-- START OF Material shown --

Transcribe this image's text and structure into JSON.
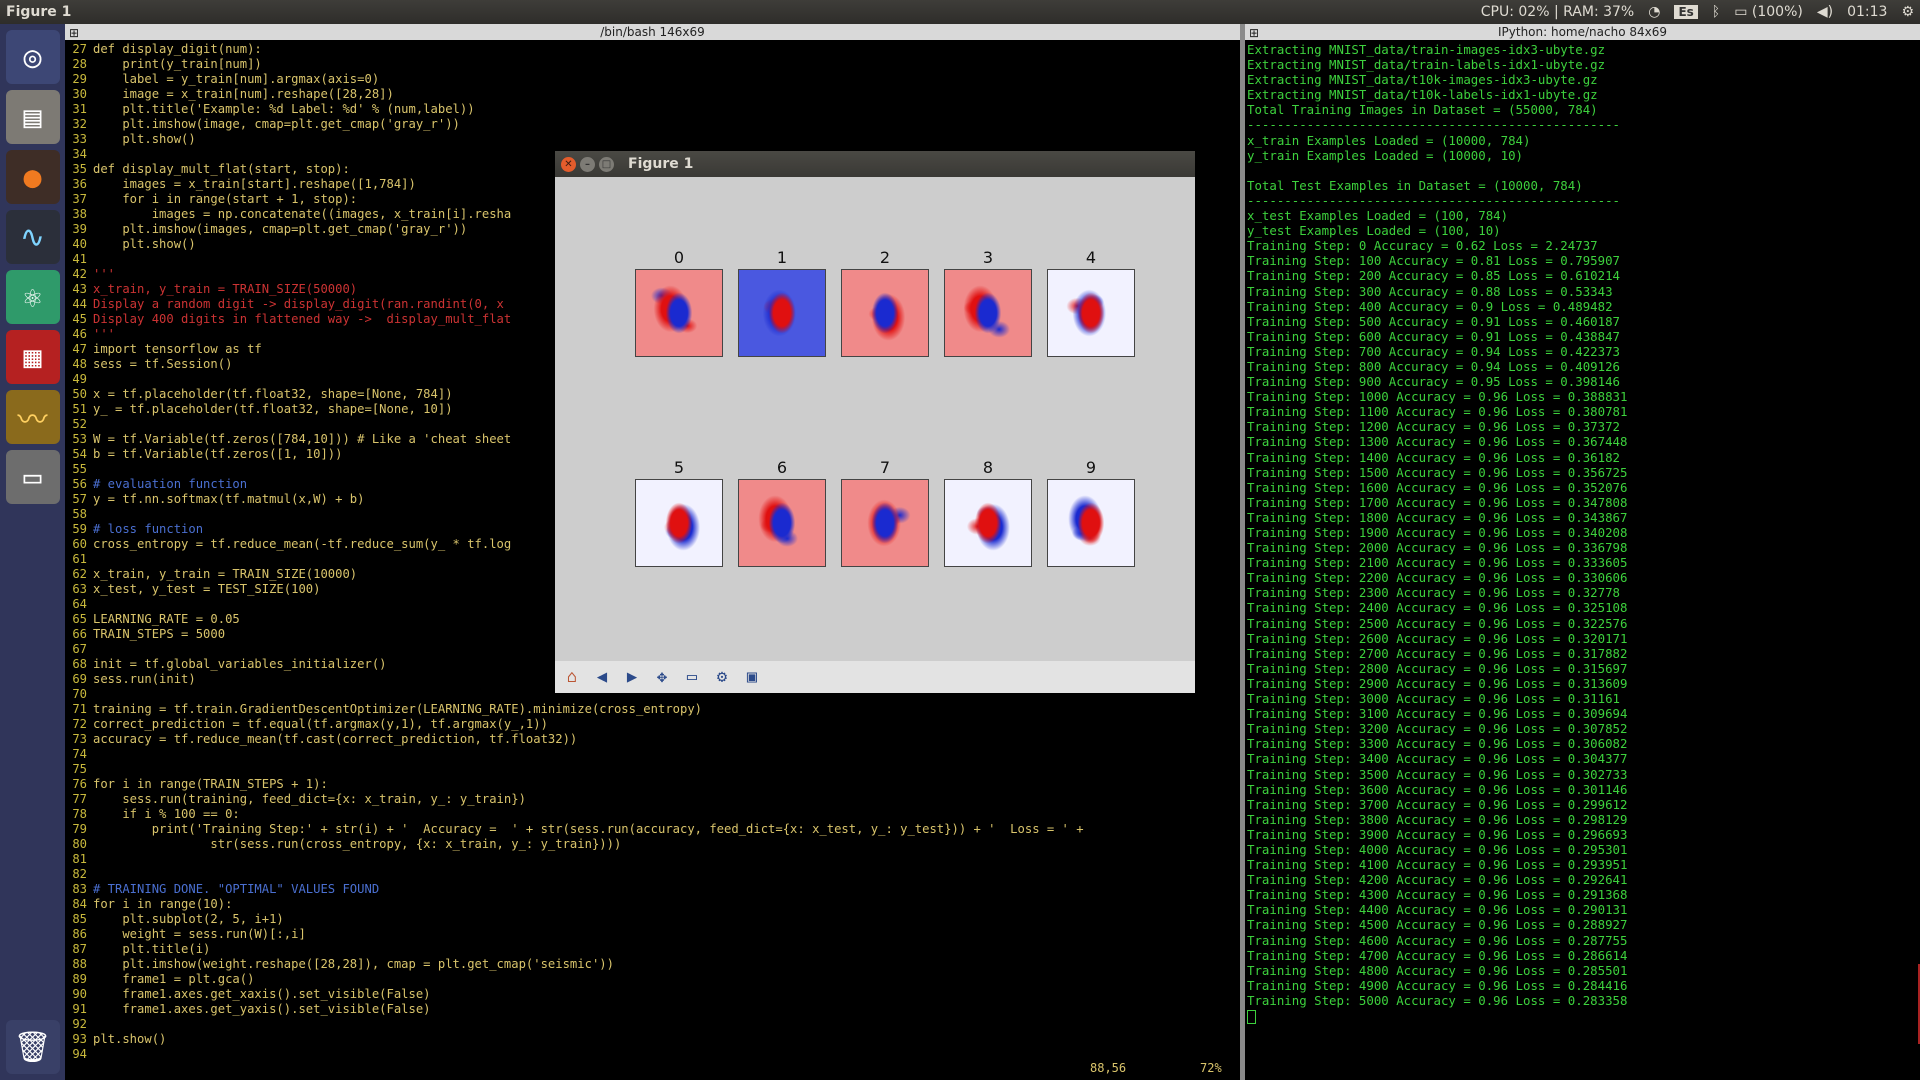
{
  "topbar": {
    "app_title": "Figure 1",
    "cpu_ram": "CPU: 02% | RAM: 37%",
    "keyboard": "Es",
    "battery": "(100%)",
    "clock": "01:13"
  },
  "left_pane": {
    "title": "/bin/bash 146x69",
    "status_pos": "88,56",
    "status_pct": "72%"
  },
  "right_pane": {
    "title": "IPython: home/nacho 84x69"
  },
  "figure": {
    "title": "Figure 1",
    "digits": [
      "0",
      "1",
      "2",
      "3",
      "4",
      "5",
      "6",
      "7",
      "8",
      "9"
    ],
    "toolbar": [
      "home-icon",
      "back-icon",
      "forward-icon",
      "pan-icon",
      "zoom-icon",
      "configure-icon",
      "save-icon"
    ]
  },
  "code_lines": [
    {
      "n": "27",
      "t": "def display_digit(num):"
    },
    {
      "n": "28",
      "t": "    print(y_train[num])"
    },
    {
      "n": "29",
      "t": "    label = y_train[num].argmax(axis=0)"
    },
    {
      "n": "30",
      "t": "    image = x_train[num].reshape([28,28])"
    },
    {
      "n": "31",
      "t": "    plt.title('Example: %d Label: %d' % (num,label))"
    },
    {
      "n": "32",
      "t": "    plt.imshow(image, cmap=plt.get_cmap('gray_r'))"
    },
    {
      "n": "33",
      "t": "    plt.show()"
    },
    {
      "n": "34",
      "t": ""
    },
    {
      "n": "35",
      "t": "def display_mult_flat(start, stop):"
    },
    {
      "n": "36",
      "t": "    images = x_train[start].reshape([1,784])"
    },
    {
      "n": "37",
      "t": "    for i in range(start + 1, stop):"
    },
    {
      "n": "38",
      "t": "        images = np.concatenate((images, x_train[i].resha"
    },
    {
      "n": "39",
      "t": "    plt.imshow(images, cmap=plt.get_cmap('gray_r'))"
    },
    {
      "n": "40",
      "t": "    plt.show()"
    },
    {
      "n": "41",
      "t": ""
    },
    {
      "n": "42",
      "t": "'''"
    },
    {
      "n": "43",
      "t": "x_train, y_train = TRAIN_SIZE(50000)"
    },
    {
      "n": "44",
      "t": "Display a random digit -> display_digit(ran.randint(0, x"
    },
    {
      "n": "45",
      "t": "Display 400 digits in flattened way ->  display_mult_flat"
    },
    {
      "n": "46",
      "t": "'''"
    },
    {
      "n": "47",
      "t": "import tensorflow as tf"
    },
    {
      "n": "48",
      "t": "sess = tf.Session()"
    },
    {
      "n": "49",
      "t": ""
    },
    {
      "n": "50",
      "t": "x = tf.placeholder(tf.float32, shape=[None, 784])"
    },
    {
      "n": "51",
      "t": "y_ = tf.placeholder(tf.float32, shape=[None, 10])"
    },
    {
      "n": "52",
      "t": ""
    },
    {
      "n": "53",
      "t": "W = tf.Variable(tf.zeros([784,10])) # Like a 'cheat sheet"
    },
    {
      "n": "54",
      "t": "b = tf.Variable(tf.zeros([1, 10]))"
    },
    {
      "n": "55",
      "t": ""
    },
    {
      "n": "56",
      "t": "# evaluation function"
    },
    {
      "n": "57",
      "t": "y = tf.nn.softmax(tf.matmul(x,W) + b)"
    },
    {
      "n": "58",
      "t": ""
    },
    {
      "n": "59",
      "t": "# loss function"
    },
    {
      "n": "60",
      "t": "cross_entropy = tf.reduce_mean(-tf.reduce_sum(y_ * tf.log"
    },
    {
      "n": "61",
      "t": ""
    },
    {
      "n": "62",
      "t": "x_train, y_train = TRAIN_SIZE(10000)"
    },
    {
      "n": "63",
      "t": "x_test, y_test = TEST_SIZE(100)"
    },
    {
      "n": "64",
      "t": ""
    },
    {
      "n": "65",
      "t": "LEARNING_RATE = 0.05"
    },
    {
      "n": "66",
      "t": "TRAIN_STEPS = 5000"
    },
    {
      "n": "67",
      "t": ""
    },
    {
      "n": "68",
      "t": "init = tf.global_variables_initializer()"
    },
    {
      "n": "69",
      "t": "sess.run(init)"
    },
    {
      "n": "70",
      "t": ""
    },
    {
      "n": "71",
      "t": "training = tf.train.GradientDescentOptimizer(LEARNING_RATE).minimize(cross_entropy)"
    },
    {
      "n": "72",
      "t": "correct_prediction = tf.equal(tf.argmax(y,1), tf.argmax(y_,1))"
    },
    {
      "n": "73",
      "t": "accuracy = tf.reduce_mean(tf.cast(correct_prediction, tf.float32))"
    },
    {
      "n": "74",
      "t": ""
    },
    {
      "n": "75",
      "t": ""
    },
    {
      "n": "76",
      "t": "for i in range(TRAIN_STEPS + 1):"
    },
    {
      "n": "77",
      "t": "    sess.run(training, feed_dict={x: x_train, y_: y_train})"
    },
    {
      "n": "78",
      "t": "    if i % 100 == 0:"
    },
    {
      "n": "79",
      "t": "        print('Training Step:' + str(i) + '  Accuracy =  ' + str(sess.run(accuracy, feed_dict={x: x_test, y_: y_test})) + '  Loss = ' +"
    },
    {
      "n": "80",
      "t": "                str(sess.run(cross_entropy, {x: x_train, y_: y_train})))"
    },
    {
      "n": "81",
      "t": ""
    },
    {
      "n": "82",
      "t": ""
    },
    {
      "n": "83",
      "t": "# TRAINING DONE. \"OPTIMAL\" VALUES FOUND"
    },
    {
      "n": "84",
      "t": "for i in range(10):"
    },
    {
      "n": "85",
      "t": "    plt.subplot(2, 5, i+1)"
    },
    {
      "n": "86",
      "t": "    weight = sess.run(W)[:,i]"
    },
    {
      "n": "87",
      "t": "    plt.title(i)"
    },
    {
      "n": "88",
      "t": "    plt.imshow(weight.reshape([28,28]), cmap = plt.get_cmap('seismic'))"
    },
    {
      "n": "89",
      "t": "    frame1 = plt.gca()"
    },
    {
      "n": "90",
      "t": "    frame1.axes.get_xaxis().set_visible(False)"
    },
    {
      "n": "91",
      "t": "    frame1.axes.get_yaxis().set_visible(False)"
    },
    {
      "n": "92",
      "t": ""
    },
    {
      "n": "93",
      "t": "plt.show()"
    },
    {
      "n": "94",
      "t": ""
    }
  ],
  "terminal_lines": [
    "Extracting MNIST_data/train-images-idx3-ubyte.gz",
    "Extracting MNIST_data/train-labels-idx1-ubyte.gz",
    "Extracting MNIST_data/t10k-images-idx3-ubyte.gz",
    "Extracting MNIST_data/t10k-labels-idx1-ubyte.gz",
    "Total Training Images in Dataset = (55000, 784)",
    "--------------------------------------------------",
    "x_train Examples Loaded = (10000, 784)",
    "y_train Examples Loaded = (10000, 10)",
    "",
    "Total Test Examples in Dataset = (10000, 784)",
    "--------------------------------------------------",
    "x_test Examples Loaded = (100, 784)",
    "y_test Examples Loaded = (100, 10)",
    "Training Step: 0 Accuracy = 0.62 Loss = 2.24737",
    "Training Step: 100 Accuracy = 0.81 Loss = 0.795907",
    "Training Step: 200 Accuracy = 0.85 Loss = 0.610214",
    "Training Step: 300 Accuracy = 0.88 Loss = 0.53343",
    "Training Step: 400 Accuracy = 0.9 Loss = 0.489482",
    "Training Step: 500 Accuracy = 0.91 Loss = 0.460187",
    "Training Step: 600 Accuracy = 0.91 Loss = 0.438847",
    "Training Step: 700 Accuracy = 0.94 Loss = 0.422373",
    "Training Step: 800 Accuracy = 0.94 Loss = 0.409126",
    "Training Step: 900 Accuracy = 0.95 Loss = 0.398146",
    "Training Step: 1000 Accuracy = 0.96 Loss = 0.388831",
    "Training Step: 1100 Accuracy = 0.96 Loss = 0.380781",
    "Training Step: 1200 Accuracy = 0.96 Loss = 0.37372",
    "Training Step: 1300 Accuracy = 0.96 Loss = 0.367448",
    "Training Step: 1400 Accuracy = 0.96 Loss = 0.36182",
    "Training Step: 1500 Accuracy = 0.96 Loss = 0.356725",
    "Training Step: 1600 Accuracy = 0.96 Loss = 0.352076",
    "Training Step: 1700 Accuracy = 0.96 Loss = 0.347808",
    "Training Step: 1800 Accuracy = 0.96 Loss = 0.343867",
    "Training Step: 1900 Accuracy = 0.96 Loss = 0.340208",
    "Training Step: 2000 Accuracy = 0.96 Loss = 0.336798",
    "Training Step: 2100 Accuracy = 0.96 Loss = 0.333605",
    "Training Step: 2200 Accuracy = 0.96 Loss = 0.330606",
    "Training Step: 2300 Accuracy = 0.96 Loss = 0.32778",
    "Training Step: 2400 Accuracy = 0.96 Loss = 0.325108",
    "Training Step: 2500 Accuracy = 0.96 Loss = 0.322576",
    "Training Step: 2600 Accuracy = 0.96 Loss = 0.320171",
    "Training Step: 2700 Accuracy = 0.96 Loss = 0.317882",
    "Training Step: 2800 Accuracy = 0.96 Loss = 0.315697",
    "Training Step: 2900 Accuracy = 0.96 Loss = 0.313609",
    "Training Step: 3000 Accuracy = 0.96 Loss = 0.31161",
    "Training Step: 3100 Accuracy = 0.96 Loss = 0.309694",
    "Training Step: 3200 Accuracy = 0.96 Loss = 0.307852",
    "Training Step: 3300 Accuracy = 0.96 Loss = 0.306082",
    "Training Step: 3400 Accuracy = 0.96 Loss = 0.304377",
    "Training Step: 3500 Accuracy = 0.96 Loss = 0.302733",
    "Training Step: 3600 Accuracy = 0.96 Loss = 0.301146",
    "Training Step: 3700 Accuracy = 0.96 Loss = 0.299612",
    "Training Step: 3800 Accuracy = 0.96 Loss = 0.298129",
    "Training Step: 3900 Accuracy = 0.96 Loss = 0.296693",
    "Training Step: 4000 Accuracy = 0.96 Loss = 0.295301",
    "Training Step: 4100 Accuracy = 0.96 Loss = 0.293951",
    "Training Step: 4200 Accuracy = 0.96 Loss = 0.292641",
    "Training Step: 4300 Accuracy = 0.96 Loss = 0.291368",
    "Training Step: 4400 Accuracy = 0.96 Loss = 0.290131",
    "Training Step: 4500 Accuracy = 0.96 Loss = 0.288927",
    "Training Step: 4600 Accuracy = 0.96 Loss = 0.287755",
    "Training Step: 4700 Accuracy = 0.96 Loss = 0.286614",
    "Training Step: 4800 Accuracy = 0.96 Loss = 0.285501",
    "Training Step: 4900 Accuracy = 0.96 Loss = 0.284416",
    "Training Step: 5000 Accuracy = 0.96 Loss = 0.283358"
  ],
  "colors": {
    "terminal_green": "#3dd13d",
    "seismic_red": "#e01010",
    "seismic_blue": "#1a2ad0",
    "launcher_bg": "#30355a"
  }
}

-- END OF Material shown --

→ **Work to do**: Search the data for "axes". Copy every matching line.

→ **Response**:
      "t": "    frame1.axes.get_xaxis().set_visible(False)"
      "t": "    frame1.axes.get_yaxis().set_visible(False)"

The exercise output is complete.